━━ Provided passage

Providers should promote an ethos of professionalism and trust, actively supporting the health and wellbeing of the staff they employ. There is clear evidence, as discussed in the National Institute for Health Research-funded award into Patients’ experiences of care and the influence of staff motivation, affect and wellbeing, of the relationship between:
- staff wellbeing
- the quality of patient experience
- outcomes achieved
Nurse prescribing
Nurse prescribing enhances the health visitor’s and school nurse’s ability to support families to manage minor illnesses, reducing hospital admissions and school absence (including by means of symptom management through knowledge of specific medications).
Health visitors and school nurses who actively prescribe should undertake regular prescribing updates and ensure ongoing fitness to prescribe under NMC’s Standards for prescribers.
Commissioners should:
- consider the benefits of adding nurse prescribing as a requirement in their service specification, particularly when it comes to taking advantage of the possibilities of neighbourhood health centres
- ensure that providers report on the levels of prescribing activity as part of contract assurance
Health visiting and school nursing service sustainability
Service sustainability depends on strategic investment in the qualified SCPHN workforce across both health visiting and school nursing services. Commissioners and provider organisations should ensure they have sufficient SCPHN capacity to lead, deliver and research care safely and effectively for all babies, children, young people and families.

━━━━
━━ Given entries

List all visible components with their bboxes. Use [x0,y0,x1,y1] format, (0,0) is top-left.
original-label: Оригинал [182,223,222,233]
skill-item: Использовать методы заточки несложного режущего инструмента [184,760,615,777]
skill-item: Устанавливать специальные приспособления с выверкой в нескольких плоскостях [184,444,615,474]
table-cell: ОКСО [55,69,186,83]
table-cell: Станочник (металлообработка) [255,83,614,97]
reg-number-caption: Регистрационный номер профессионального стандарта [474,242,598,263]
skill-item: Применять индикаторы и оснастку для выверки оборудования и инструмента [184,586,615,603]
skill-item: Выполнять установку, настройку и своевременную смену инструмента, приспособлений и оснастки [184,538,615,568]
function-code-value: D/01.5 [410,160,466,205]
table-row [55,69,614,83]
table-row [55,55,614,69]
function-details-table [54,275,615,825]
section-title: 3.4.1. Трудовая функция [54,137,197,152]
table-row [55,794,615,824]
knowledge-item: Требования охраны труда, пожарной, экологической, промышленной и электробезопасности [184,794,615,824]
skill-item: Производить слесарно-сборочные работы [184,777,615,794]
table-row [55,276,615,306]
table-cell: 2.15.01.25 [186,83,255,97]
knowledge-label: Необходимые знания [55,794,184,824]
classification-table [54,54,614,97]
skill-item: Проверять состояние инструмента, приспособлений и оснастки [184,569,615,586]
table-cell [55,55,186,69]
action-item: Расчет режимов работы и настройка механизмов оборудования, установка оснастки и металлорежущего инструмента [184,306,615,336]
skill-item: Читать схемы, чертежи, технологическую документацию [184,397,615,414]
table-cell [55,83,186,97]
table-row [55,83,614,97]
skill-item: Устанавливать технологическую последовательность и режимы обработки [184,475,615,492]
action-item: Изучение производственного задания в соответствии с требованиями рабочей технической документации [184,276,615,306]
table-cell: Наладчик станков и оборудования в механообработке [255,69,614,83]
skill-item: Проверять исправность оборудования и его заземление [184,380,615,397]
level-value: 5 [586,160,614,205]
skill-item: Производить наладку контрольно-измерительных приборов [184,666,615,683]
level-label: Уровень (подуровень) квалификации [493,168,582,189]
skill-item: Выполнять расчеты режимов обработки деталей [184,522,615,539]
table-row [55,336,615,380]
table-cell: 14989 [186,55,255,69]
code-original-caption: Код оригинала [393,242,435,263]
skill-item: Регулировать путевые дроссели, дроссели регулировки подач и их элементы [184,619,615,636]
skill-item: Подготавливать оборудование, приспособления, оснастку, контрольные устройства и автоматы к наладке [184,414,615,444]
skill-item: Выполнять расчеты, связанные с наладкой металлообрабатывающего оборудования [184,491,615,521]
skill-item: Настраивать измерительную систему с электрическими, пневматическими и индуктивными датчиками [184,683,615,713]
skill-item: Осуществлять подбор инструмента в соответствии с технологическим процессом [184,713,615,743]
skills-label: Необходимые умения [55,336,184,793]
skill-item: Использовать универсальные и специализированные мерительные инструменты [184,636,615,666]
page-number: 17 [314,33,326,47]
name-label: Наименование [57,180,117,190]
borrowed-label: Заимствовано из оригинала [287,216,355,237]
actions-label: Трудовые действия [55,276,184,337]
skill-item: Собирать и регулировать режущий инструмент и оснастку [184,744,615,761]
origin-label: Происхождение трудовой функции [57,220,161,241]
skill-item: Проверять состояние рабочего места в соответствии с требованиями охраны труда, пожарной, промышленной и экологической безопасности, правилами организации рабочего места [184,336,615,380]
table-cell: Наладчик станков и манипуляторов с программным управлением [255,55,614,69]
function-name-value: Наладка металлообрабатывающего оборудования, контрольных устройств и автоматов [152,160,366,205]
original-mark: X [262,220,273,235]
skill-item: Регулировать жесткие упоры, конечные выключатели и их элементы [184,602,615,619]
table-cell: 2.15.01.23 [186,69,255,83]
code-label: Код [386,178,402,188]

━━━━

* [Work instructions]:
a) In the passage on health visiting and school nursing, what should commissioners ensure providers report on as part of contract assurance?
b) Summarize the passage on health visiting and school nursing in two sentences.
c) Write out the passage on health visiting and school nursing, starting with "Providers should promote" and going on through "of specific medications).".
These lines were taken from a separate source.

* [Solutions to the exercise]:
a) Providers should report on the levels of prescribing activity.

b) Providers should support staff wellbeing, which evidence links to the quality of patient experience and outcomes. Nurse prescribing helps health visitors and school nurses support families with minor illnesses and should be kept up to date and considered by commissioners, while service sustainability depends on strategic investment in enough qualified SCPHN staff across both services.

c)
Providers should promote an ethos of professionalism and trust, actively supporting the health and wellbeing of the staff they employ. There is clear evidence, as discussed in the National Institute for Health Research-funded award into Patients’ experiences of care and the influence of staff motivation, affect and wellbeing, of the relationship between:
- staff wellbeing
- the quality of patient experience
- outcomes achieved
Nurse prescribing
Nurse prescribing enhances the health visitor’s and school nurse’s ability to support families to manage minor illnesses, reducing hospital admissions and school absence (including by means of symptom management through knowledge of specific medications).